▶ **TO DO**:
Below is a listing; reproduce each line of it exactly.
▼
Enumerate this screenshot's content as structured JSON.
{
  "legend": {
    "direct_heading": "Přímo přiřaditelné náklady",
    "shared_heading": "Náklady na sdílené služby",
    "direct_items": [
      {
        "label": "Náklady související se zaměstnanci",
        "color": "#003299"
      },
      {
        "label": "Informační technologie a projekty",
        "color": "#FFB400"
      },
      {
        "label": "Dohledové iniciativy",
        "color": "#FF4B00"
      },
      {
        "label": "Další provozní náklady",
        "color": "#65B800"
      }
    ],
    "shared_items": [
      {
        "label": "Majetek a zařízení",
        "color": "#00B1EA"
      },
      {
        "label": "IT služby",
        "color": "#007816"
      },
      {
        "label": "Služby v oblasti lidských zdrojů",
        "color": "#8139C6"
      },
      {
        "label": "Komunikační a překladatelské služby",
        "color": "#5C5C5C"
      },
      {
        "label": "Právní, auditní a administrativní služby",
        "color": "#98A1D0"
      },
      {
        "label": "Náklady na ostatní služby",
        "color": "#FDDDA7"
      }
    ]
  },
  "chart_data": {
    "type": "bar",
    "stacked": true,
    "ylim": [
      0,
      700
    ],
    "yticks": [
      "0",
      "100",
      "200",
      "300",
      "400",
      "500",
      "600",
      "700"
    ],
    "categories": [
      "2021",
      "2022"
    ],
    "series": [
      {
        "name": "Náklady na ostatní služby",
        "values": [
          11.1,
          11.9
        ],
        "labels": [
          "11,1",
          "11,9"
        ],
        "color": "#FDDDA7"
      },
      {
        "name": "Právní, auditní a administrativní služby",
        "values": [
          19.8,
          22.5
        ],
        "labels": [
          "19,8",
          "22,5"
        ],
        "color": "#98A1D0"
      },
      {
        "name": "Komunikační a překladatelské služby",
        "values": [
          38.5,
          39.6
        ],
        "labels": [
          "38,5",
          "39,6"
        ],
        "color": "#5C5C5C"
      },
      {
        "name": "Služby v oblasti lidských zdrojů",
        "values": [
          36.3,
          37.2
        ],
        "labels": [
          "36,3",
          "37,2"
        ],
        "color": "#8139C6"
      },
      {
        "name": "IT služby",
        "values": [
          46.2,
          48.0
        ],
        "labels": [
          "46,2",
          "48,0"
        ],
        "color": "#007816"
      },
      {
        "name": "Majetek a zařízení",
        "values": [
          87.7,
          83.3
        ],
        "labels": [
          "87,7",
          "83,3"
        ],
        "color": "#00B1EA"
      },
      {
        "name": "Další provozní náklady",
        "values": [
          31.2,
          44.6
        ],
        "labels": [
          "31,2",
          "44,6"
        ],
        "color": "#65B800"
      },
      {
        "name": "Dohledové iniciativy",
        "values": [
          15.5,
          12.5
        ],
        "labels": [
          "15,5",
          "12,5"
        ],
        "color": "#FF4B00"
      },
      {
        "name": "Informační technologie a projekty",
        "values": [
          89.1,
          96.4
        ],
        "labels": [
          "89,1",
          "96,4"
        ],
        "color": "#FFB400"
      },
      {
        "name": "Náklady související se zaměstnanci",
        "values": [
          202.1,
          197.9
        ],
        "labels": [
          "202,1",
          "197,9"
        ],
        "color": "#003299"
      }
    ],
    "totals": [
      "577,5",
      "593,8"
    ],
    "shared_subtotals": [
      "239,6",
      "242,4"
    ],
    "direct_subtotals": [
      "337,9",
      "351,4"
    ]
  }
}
▲
▶ **ANSWER TO THE EXERCISE**:
Enumerate this screenshot's content as structured JSON.
{
  "legend": {
    "direct_heading": "Přímo přiřaditelné náklady",
    "shared_heading": "Náklady na sdílené služby",
    "direct_items": [
      {
        "label": "Náklady související se zaměstnanci",
        "color": "#003299"
      },
      {
        "label": "Informační technologie a projekty",
        "color": "#FFB400"
      },
      {
        "label": "Dohledové iniciativy",
        "color": "#FF4B00"
      },
      {
        "label": "Další provozní náklady",
        "color": "#65B800"
      }
    ],
    "shared_items": [
      {
        "label": "Majetek a zařízení",
        "color": "#00B1EA"
      },
      {
        "label": "IT služby",
        "color": "#007816"
      },
      {
        "label": "Služby v oblasti lidských zdrojů",
        "color": "#8139C6"
      },
      {
        "label": "Komunikační a překladatelské služby",
        "color": "#5C5C5C"
      },
      {
        "label": "Právní, auditní a administrativní služby",
        "color": "#98A1D0"
      },
      {
        "label": "Náklady na ostatní služby",
        "color": "#FDDDA7"
      }
    ]
  },
  "chart_data": {
    "type": "bar",
    "stacked": true,
    "ylim": [
      0,
      700
    ],
    "yticks": [
      "0",
      "100",
      "200",
      "300",
      "400",
      "500",
      "600",
      "700"
    ],
    "categories": [
      "2021",
      "2022"
    ],
    "series": [
      {
        "name": "Náklady na ostatní služby",
        "values": [
          11.1,
          11.9
        ],
        "labels": [
          "11,1",
          "11,9"
        ],
        "color": "#FDDDA7"
      },
      {
        "name": "Právní, auditní a administrativní služby",
        "values": [
          19.8,
          22.5
        ],
        "labels": [
          "19,8",
          "22,5"
        ],
        "color": "#98A1D0"
      },
      {
        "name": "Komunikační a překladatelské služby",
        "values": [
          38.5,
          39.6
        ],
        "labels": [
          "38,5",
          "39,6"
        ],
        "color": "#5C5C5C"
      },
      {
        "name": "Služby v oblasti lidských zdrojů",
        "values": [
          36.3,
          37.2
        ],
        "labels": [
          "36,3",
          "37,2"
        ],
        "color": "#8139C6"
      },
      {
        "name": "IT služby",
        "values": [
          46.2,
          48.0
        ],
        "labels": [
          "46,2",
          "48,0"
        ],
        "color": "#007816"
      },
      {
        "name": "Majetek a zařízení",
        "values": [
          87.7,
          83.3
        ],
        "labels": [
          "87,7",
          "83,3"
        ],
        "color": "#00B1EA"
      },
      {
        "name": "Další provozní náklady",
        "values": [
          31.2,
          44.6
        ],
        "labels": [
          "31,2",
          "44,6"
        ],
        "color": "#65B800"
      },
      {
        "name": "Dohledové iniciativy",
        "values": [
          15.5,
          12.5
        ],
        "labels": [
          "15,5",
          "12,5"
        ],
        "color": "#FF4B00"
      },
      {
        "name": "Informační technologie a projekty",
        "values": [
          89.1,
          96.4
        ],
        "labels": [
          "89,1",
          "96,4"
        ],
        "color": "#FFB400"
      },
      {
        "name": "Náklady související se zaměstnanci",
        "values": [
          202.1,
          197.9
        ],
        "labels": [
          "202,1",
          "197,9"
        ],
        "color": "#003299"
      }
    ],
    "totals": [
      "577,5",
      "593,8"
    ],
    "shared_subtotals": [
      "239,6",
      "242,4"
    ],
    "direct_subtotals": [
      "337,9",
      "351,4"
    ]
  }
}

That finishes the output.